Objective: Beginning with the line in which "What's the underlying" appears, transcribe each line word for word until the records end. Do not include pictures.

═══ Information supplied ═══

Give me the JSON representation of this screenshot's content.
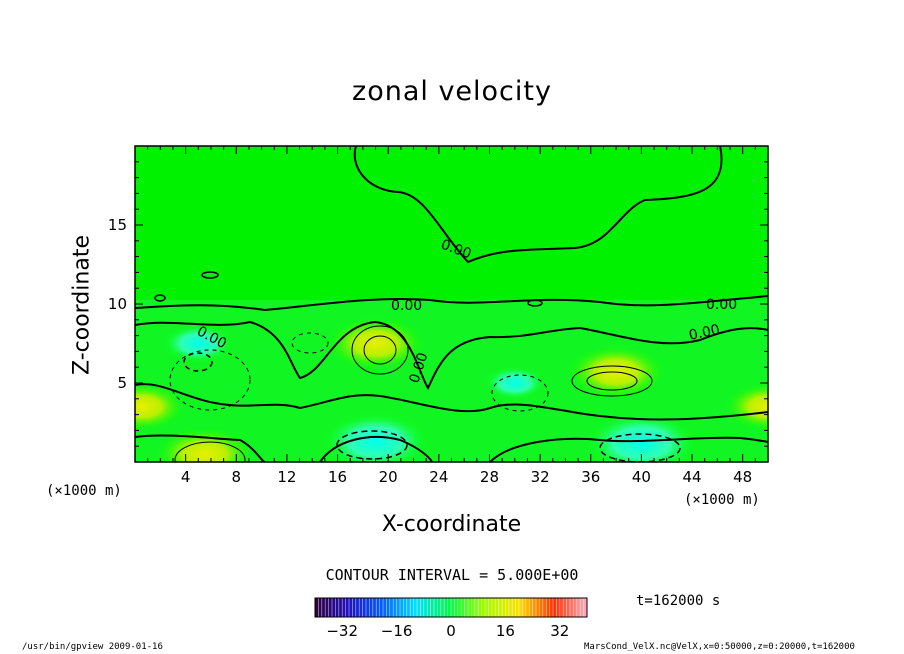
{
  "chart_data": {
    "type": "contour",
    "title": "zonal velocity",
    "xlabel": "X-coordinate",
    "ylabel": "Z-coordinate",
    "x_unit_left": "(×1000 m)",
    "x_unit_right": "(×1000 m)",
    "xlim": [
      0,
      50
    ],
    "ylim": [
      0,
      20
    ],
    "xticks": [
      "4",
      "8",
      "12",
      "16",
      "20",
      "24",
      "28",
      "32",
      "36",
      "40",
      "44",
      "48"
    ],
    "yticks": [
      "5",
      "10",
      "15"
    ],
    "contour_labels": [
      "0.00",
      "0.00",
      "0.00",
      "0.00",
      "0.00",
      "0.00",
      "0.00"
    ],
    "contour_interval": "CONTOUR INTERVAL = 5.000E+00",
    "time": "t=162000 s",
    "colorbar": {
      "range": [
        -40,
        40
      ],
      "ticks": [
        "−32",
        "−16",
        "0",
        "16",
        "32"
      ],
      "colormap": "rainbow"
    },
    "extrema": [
      {
        "x": 19,
        "z": 7.5,
        "value": 12,
        "sign": "positive"
      },
      {
        "x": 38,
        "z": 5.7,
        "value": 12,
        "sign": "positive"
      },
      {
        "x": 5.5,
        "z": 0.5,
        "value": 12,
        "sign": "positive"
      },
      {
        "x": 50,
        "z": 3.5,
        "value": 10,
        "sign": "positive"
      },
      {
        "x": 0.5,
        "z": 3.5,
        "value": 10,
        "sign": "positive"
      },
      {
        "x": 5,
        "z": 7.5,
        "value": -7,
        "sign": "negative"
      },
      {
        "x": 19,
        "z": 1.3,
        "value": -14,
        "sign": "negative"
      },
      {
        "x": 40,
        "z": 1.2,
        "value": -15,
        "sign": "negative"
      },
      {
        "x": 30,
        "z": 5,
        "value": -5,
        "sign": "negative"
      }
    ]
  },
  "footer_left": "/usr/bin/gpview   2009-01-16",
  "footer_right": "MarsCond_VelX.nc@VelX,x=0:50000,z=0:20000,t=162000"
}
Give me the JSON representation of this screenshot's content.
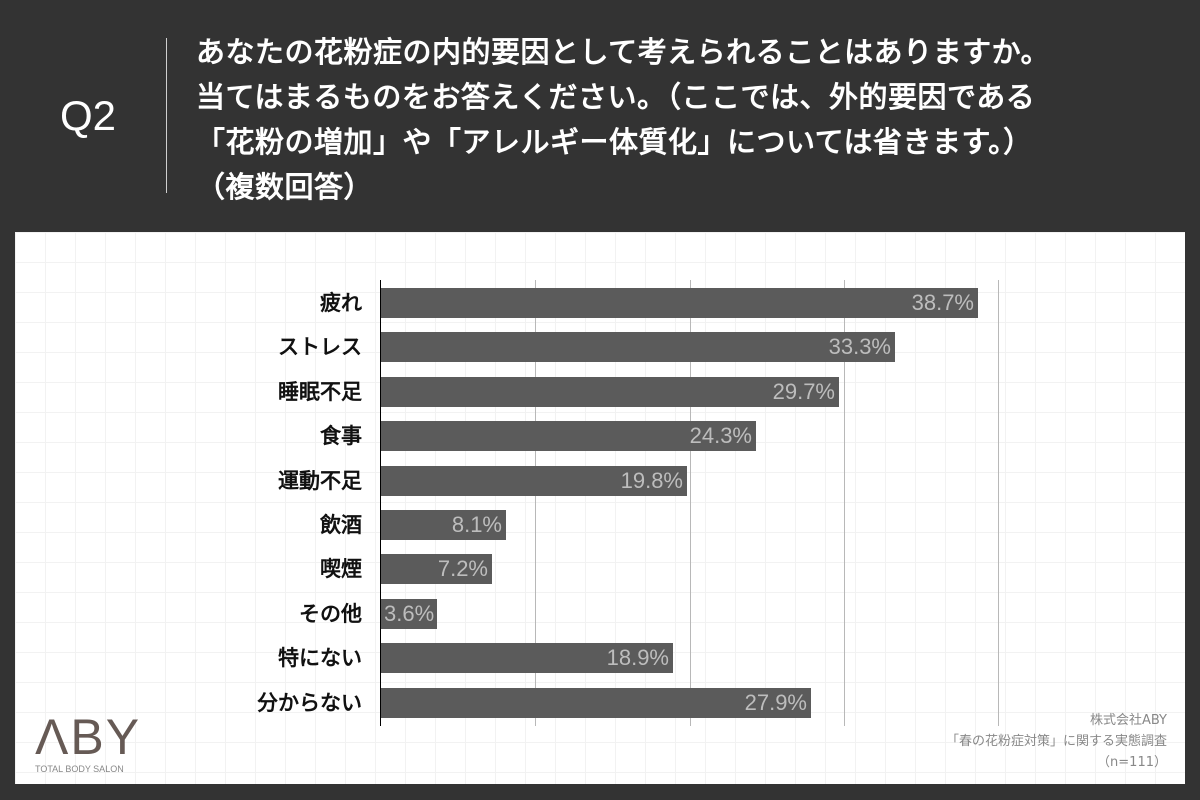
{
  "header": {
    "question_number": "Q2",
    "question_lines": [
      "あなたの花粉症の内的要因として考えられることはありますか。",
      "当てはまるものをお答えください。（ここでは、外的要因である",
      "「花粉の増加」や「アレルギー体質化」については省きます。）",
      "（複数回答）"
    ]
  },
  "chart_data": {
    "type": "bar",
    "orientation": "horizontal",
    "title": "あなたの花粉症の内的要因として考えられることはありますか。（複数回答）",
    "categories": [
      "疲れ",
      "ストレス",
      "睡眠不足",
      "食事",
      "運動不足",
      "飲酒",
      "喫煙",
      "その他",
      "特にない",
      "分からない"
    ],
    "values": [
      38.7,
      33.3,
      29.7,
      24.3,
      19.8,
      8.1,
      7.2,
      3.6,
      18.9,
      27.9
    ],
    "value_labels": [
      "38.7%",
      "33.3%",
      "29.7%",
      "24.3%",
      "19.8%",
      "8.1%",
      "7.2%",
      "3.6%",
      "18.9%",
      "27.9%"
    ],
    "xlabel": "",
    "ylabel": "",
    "xlim": [
      0,
      40
    ],
    "gridlines_at": [
      10,
      20,
      30,
      40
    ],
    "unit": "%",
    "bar_color": "#5b5b5b",
    "label_color": "#bdbdbd"
  },
  "logo": {
    "mark": "ΛBY",
    "subtitle": "TOTAL BODY SALON"
  },
  "source": {
    "company": "株式会社ABY",
    "survey": "「春の花粉症対策」に関する実態調査",
    "sample": "（n=111）"
  }
}
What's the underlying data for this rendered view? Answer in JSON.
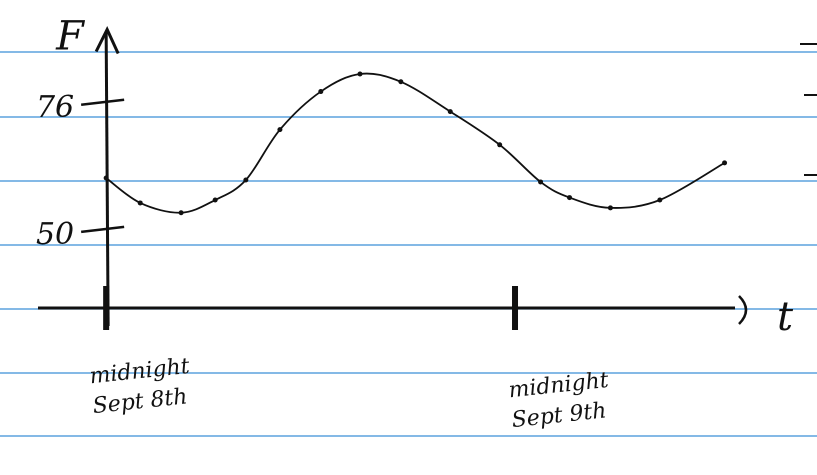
{
  "chart_data": {
    "type": "line",
    "y_label": "F",
    "x_label": "t",
    "x": [
      0,
      2.0,
      4.4,
      6.4,
      8.2,
      10.2,
      12.6,
      14.9,
      17.3,
      20.2,
      23.1,
      25.5,
      27.2,
      29.6,
      32.5,
      36.3
    ],
    "values": [
      60.6,
      55.5,
      53.5,
      56.1,
      60.2,
      70.5,
      78.3,
      81.9,
      80.3,
      74.2,
      67.4,
      59.8,
      56.6,
      54.5,
      56.1,
      63.7
    ],
    "color": "#111111",
    "xlim": [
      -4,
      37.5
    ],
    "xticks": [
      {
        "value": 0,
        "label": "midnight Sept 8th"
      },
      {
        "value": 24,
        "label": "midnight Sept 9th"
      }
    ],
    "ylim": [
      34,
      91
    ],
    "yticks": [
      76,
      50
    ]
  }
}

═══

Expected answer:
What's the underlying data for this rendered view? Answer in JSON.
{
  "chart_data": {
    "type": "line",
    "y_label": "F",
    "x_label": "t",
    "x": [
      0,
      2.0,
      4.4,
      6.4,
      8.2,
      10.2,
      12.6,
      14.9,
      17.3,
      20.2,
      23.1,
      25.5,
      27.2,
      29.6,
      32.5,
      36.3
    ],
    "values": [
      60.6,
      55.5,
      53.5,
      56.1,
      60.2,
      70.5,
      78.3,
      81.9,
      80.3,
      74.2,
      67.4,
      59.8,
      56.6,
      54.5,
      56.1,
      63.7
    ],
    "color": "#111111",
    "xlim": [
      -4,
      37.5
    ],
    "xticks": [
      {
        "value": 0,
        "label": "midnight Sept 8th"
      },
      {
        "value": 24,
        "label": "midnight Sept 9th"
      }
    ],
    "ylim": [
      34,
      91
    ],
    "yticks": [
      76,
      50
    ]
  }
}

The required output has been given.